--- Given task ---
In the records that follow, show each line where the word "JSON" is present.

--- Material provided ---
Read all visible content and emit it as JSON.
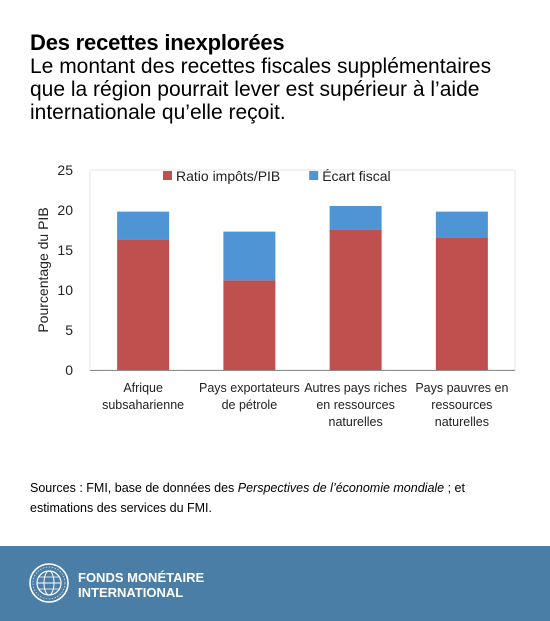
{
  "title": "Des recettes inexplorées",
  "subtitle": "Le montant des recettes fiscales supplémentaires que la région pourrait lever est supérieur à l’aide internationale qu’elle reçoit.",
  "sources": {
    "prefix": "Sources : FMI, base de données des ",
    "italic": "Perspectives de l’économie mondiale",
    "suffix": " ; et estimations des services du FMI."
  },
  "footer": {
    "line1": "FONDS MONÉTAIRE",
    "line2": "INTERNATIONAL"
  },
  "colors": {
    "tax_ratio": "#c0504d",
    "fiscal_gap": "#4f94d4",
    "footer_bg": "#4a7ea6"
  },
  "chart_data": {
    "type": "bar",
    "stacked": true,
    "categories": [
      [
        "Afrique",
        "subsaharienne"
      ],
      [
        "Pays exportateurs",
        "de pétrole"
      ],
      [
        "Autres pays riches",
        "en ressources",
        "naturelles"
      ],
      [
        "Pays pauvres en",
        "ressources",
        "naturelles"
      ]
    ],
    "series": [
      {
        "name": "Ratio impôts/PIB",
        "values": [
          16.3,
          11.2,
          17.5,
          16.5
        ],
        "color": "#c0504d"
      },
      {
        "name": "Écart fiscal",
        "values": [
          3.5,
          6.1,
          3.0,
          3.3
        ],
        "color": "#4f94d4"
      }
    ],
    "ylabel": "Pourcentage du PIB",
    "ylim": [
      0,
      25
    ],
    "yticks": [
      0,
      5,
      10,
      15,
      20,
      25
    ],
    "legend": "top",
    "grid": false
  }
}
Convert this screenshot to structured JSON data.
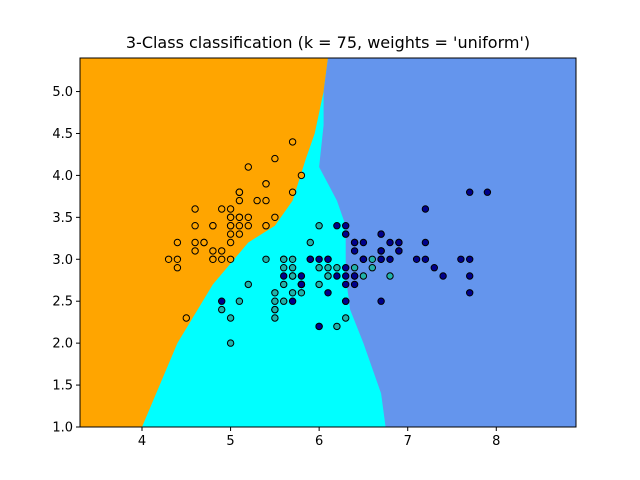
{
  "chart_data": {
    "type": "scatter",
    "title": "3-Class classification (k = 75, weights = 'uniform')",
    "xlabel": "",
    "ylabel": "",
    "xlim": [
      3.3,
      8.9
    ],
    "ylim": [
      1.0,
      5.4
    ],
    "x_ticks": [
      4,
      5,
      6,
      7,
      8
    ],
    "y_ticks": [
      1.0,
      1.5,
      2.0,
      2.5,
      3.0,
      3.5,
      4.0,
      4.5,
      5.0
    ],
    "grid": false,
    "legend": "none",
    "region_colors": {
      "class_0": "#FFA500",
      "class_1": "#00FFFF",
      "class_2": "#6495ED"
    },
    "point_colors": {
      "class_0": "#FFA500",
      "class_1": "#20B2AA",
      "class_2": "#00008B"
    },
    "decision_regions": {
      "class_0_region": [
        [
          3.3,
          5.4
        ],
        [
          6.1,
          5.4
        ],
        [
          6.05,
          5.0
        ],
        [
          5.95,
          4.5
        ],
        [
          5.85,
          4.2
        ],
        [
          5.7,
          3.7
        ],
        [
          5.5,
          3.4
        ],
        [
          5.2,
          3.2
        ],
        [
          4.8,
          2.7
        ],
        [
          4.4,
          2.0
        ],
        [
          4.0,
          1.0
        ],
        [
          3.3,
          1.0
        ]
      ],
      "class_2_region": [
        [
          6.1,
          5.4
        ],
        [
          8.9,
          5.4
        ],
        [
          8.9,
          1.0
        ],
        [
          6.75,
          1.0
        ],
        [
          6.7,
          1.4
        ],
        [
          6.5,
          2.0
        ],
        [
          6.35,
          2.4
        ],
        [
          6.3,
          2.8
        ],
        [
          6.3,
          3.4
        ],
        [
          6.2,
          3.7
        ],
        [
          6.1,
          3.9
        ],
        [
          6.0,
          4.1
        ],
        [
          6.05,
          4.6
        ],
        [
          6.05,
          5.0
        ]
      ]
    },
    "series": [
      {
        "name": "class_0",
        "points": [
          [
            5.1,
            3.5
          ],
          [
            4.9,
            3.0
          ],
          [
            4.7,
            3.2
          ],
          [
            4.6,
            3.1
          ],
          [
            5.0,
            3.6
          ],
          [
            5.4,
            3.9
          ],
          [
            4.6,
            3.4
          ],
          [
            5.0,
            3.4
          ],
          [
            4.4,
            2.9
          ],
          [
            4.9,
            3.1
          ],
          [
            5.4,
            3.7
          ],
          [
            4.8,
            3.4
          ],
          [
            4.8,
            3.0
          ],
          [
            4.3,
            3.0
          ],
          [
            5.8,
            4.0
          ],
          [
            5.7,
            4.4
          ],
          [
            5.4,
            3.9
          ],
          [
            5.1,
            3.5
          ],
          [
            5.7,
            3.8
          ],
          [
            5.1,
            3.8
          ],
          [
            5.4,
            3.4
          ],
          [
            5.1,
            3.7
          ],
          [
            4.6,
            3.6
          ],
          [
            5.1,
            3.3
          ],
          [
            4.8,
            3.4
          ],
          [
            5.0,
            3.0
          ],
          [
            5.0,
            3.4
          ],
          [
            5.2,
            3.5
          ],
          [
            5.2,
            3.4
          ],
          [
            4.7,
            3.2
          ],
          [
            4.8,
            3.1
          ],
          [
            5.4,
            3.4
          ],
          [
            5.2,
            4.1
          ],
          [
            5.5,
            4.2
          ],
          [
            5.0,
            3.2
          ],
          [
            5.5,
            3.5
          ],
          [
            4.9,
            3.6
          ],
          [
            4.4,
            3.0
          ],
          [
            5.1,
            3.4
          ],
          [
            5.0,
            3.5
          ],
          [
            4.5,
            2.3
          ],
          [
            4.4,
            3.2
          ],
          [
            5.0,
            3.5
          ],
          [
            5.1,
            3.8
          ],
          [
            4.8,
            3.0
          ],
          [
            5.1,
            3.8
          ],
          [
            4.6,
            3.2
          ],
          [
            5.3,
            3.7
          ],
          [
            5.0,
            3.3
          ]
        ]
      },
      {
        "name": "class_1",
        "points": [
          [
            6.4,
            3.2
          ],
          [
            5.5,
            2.3
          ],
          [
            6.5,
            2.8
          ],
          [
            5.7,
            2.8
          ],
          [
            6.3,
            3.3
          ],
          [
            4.9,
            2.4
          ],
          [
            6.6,
            2.9
          ],
          [
            5.2,
            2.7
          ],
          [
            5.0,
            2.0
          ],
          [
            5.9,
            3.0
          ],
          [
            6.0,
            2.2
          ],
          [
            6.1,
            2.9
          ],
          [
            5.6,
            2.9
          ],
          [
            6.7,
            3.1
          ],
          [
            5.6,
            3.0
          ],
          [
            5.8,
            2.7
          ],
          [
            6.2,
            2.2
          ],
          [
            5.6,
            2.5
          ],
          [
            5.9,
            3.2
          ],
          [
            6.1,
            2.8
          ],
          [
            6.3,
            2.5
          ],
          [
            6.1,
            2.8
          ],
          [
            6.4,
            2.9
          ],
          [
            6.6,
            3.0
          ],
          [
            6.8,
            2.8
          ],
          [
            6.7,
            3.0
          ],
          [
            6.0,
            2.9
          ],
          [
            5.7,
            2.6
          ],
          [
            5.5,
            2.4
          ],
          [
            5.5,
            2.4
          ],
          [
            5.8,
            2.7
          ],
          [
            6.0,
            2.7
          ],
          [
            5.4,
            3.0
          ],
          [
            6.0,
            3.4
          ],
          [
            6.7,
            3.1
          ],
          [
            6.3,
            2.3
          ],
          [
            5.6,
            3.0
          ],
          [
            5.5,
            2.5
          ],
          [
            5.5,
            2.6
          ],
          [
            6.1,
            3.0
          ],
          [
            5.8,
            2.6
          ],
          [
            5.0,
            2.3
          ],
          [
            5.6,
            2.7
          ],
          [
            5.7,
            3.0
          ],
          [
            5.7,
            2.9
          ],
          [
            6.2,
            2.9
          ],
          [
            5.1,
            2.5
          ],
          [
            5.7,
            2.8
          ],
          [
            6.9,
            3.2
          ]
        ]
      },
      {
        "name": "class_2",
        "points": [
          [
            6.3,
            3.3
          ],
          [
            5.8,
            2.7
          ],
          [
            7.1,
            3.0
          ],
          [
            6.3,
            2.9
          ],
          [
            6.5,
            3.0
          ],
          [
            7.6,
            3.0
          ],
          [
            4.9,
            2.5
          ],
          [
            7.3,
            2.9
          ],
          [
            6.7,
            2.5
          ],
          [
            7.2,
            3.6
          ],
          [
            6.5,
            3.2
          ],
          [
            6.4,
            2.7
          ],
          [
            6.8,
            3.0
          ],
          [
            5.7,
            2.5
          ],
          [
            5.8,
            2.8
          ],
          [
            6.4,
            3.2
          ],
          [
            6.5,
            3.0
          ],
          [
            7.7,
            3.8
          ],
          [
            7.7,
            2.6
          ],
          [
            6.0,
            2.2
          ],
          [
            6.9,
            3.2
          ],
          [
            5.6,
            2.8
          ],
          [
            7.7,
            2.8
          ],
          [
            6.3,
            2.7
          ],
          [
            6.7,
            3.3
          ],
          [
            7.2,
            3.2
          ],
          [
            6.2,
            2.8
          ],
          [
            6.1,
            3.0
          ],
          [
            6.4,
            2.8
          ],
          [
            7.2,
            3.0
          ],
          [
            7.4,
            2.8
          ],
          [
            7.9,
            3.8
          ],
          [
            6.4,
            2.8
          ],
          [
            6.3,
            2.8
          ],
          [
            6.1,
            2.6
          ],
          [
            7.7,
            3.0
          ],
          [
            6.3,
            3.4
          ],
          [
            6.4,
            3.1
          ],
          [
            6.0,
            3.0
          ],
          [
            6.9,
            3.1
          ],
          [
            6.7,
            3.1
          ],
          [
            6.9,
            3.1
          ],
          [
            5.8,
            2.7
          ],
          [
            6.8,
            3.2
          ],
          [
            6.7,
            3.3
          ],
          [
            6.7,
            3.0
          ],
          [
            6.3,
            2.5
          ],
          [
            6.5,
            3.0
          ],
          [
            6.2,
            3.4
          ],
          [
            5.9,
            3.0
          ]
        ]
      }
    ]
  }
}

--- Task output ---
Read all visible content and emit it as JSON.
Convert this screenshot to structured JSON data.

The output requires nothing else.